### Aim of the task
Lines containing the word "选题与问题陈述" are the ones to copy from the records below.

Data records:
--------------------------------

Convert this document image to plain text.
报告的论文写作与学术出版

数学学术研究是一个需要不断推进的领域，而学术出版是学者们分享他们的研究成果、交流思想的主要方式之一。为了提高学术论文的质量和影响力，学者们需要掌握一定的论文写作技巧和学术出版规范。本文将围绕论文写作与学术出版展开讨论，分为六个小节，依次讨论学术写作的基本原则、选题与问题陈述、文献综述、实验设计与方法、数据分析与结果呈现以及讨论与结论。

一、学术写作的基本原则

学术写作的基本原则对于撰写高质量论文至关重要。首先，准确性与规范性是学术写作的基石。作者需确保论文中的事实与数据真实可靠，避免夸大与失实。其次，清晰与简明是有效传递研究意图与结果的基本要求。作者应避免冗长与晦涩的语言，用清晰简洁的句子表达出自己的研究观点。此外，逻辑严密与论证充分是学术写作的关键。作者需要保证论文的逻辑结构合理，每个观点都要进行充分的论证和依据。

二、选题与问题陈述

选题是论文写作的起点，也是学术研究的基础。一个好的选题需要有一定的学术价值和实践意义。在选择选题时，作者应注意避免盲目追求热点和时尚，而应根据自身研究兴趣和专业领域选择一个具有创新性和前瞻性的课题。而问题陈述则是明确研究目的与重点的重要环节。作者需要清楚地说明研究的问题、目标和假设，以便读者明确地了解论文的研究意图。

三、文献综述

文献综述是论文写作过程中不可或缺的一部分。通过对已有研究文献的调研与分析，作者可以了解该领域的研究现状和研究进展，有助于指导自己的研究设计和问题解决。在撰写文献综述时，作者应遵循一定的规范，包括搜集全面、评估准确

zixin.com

--------------------------------

### Result for this task
数学学术研究是一个需要不断推进的领域，而学术出版是学者们分享他们的研究成果、交流思想的主要方式之一。为了提高学术论文的质量和影响力，学者们需要掌握一定的论文写作技巧和学术出版规范。本文将围绕论文写作与学术出版展开讨论，分为六个小节，依次讨论学术写作的基本原则、选题与问题陈述、文献综述、实验设计与方法、数据分析与结果呈现以及讨论与结论。
二、选题与问题陈述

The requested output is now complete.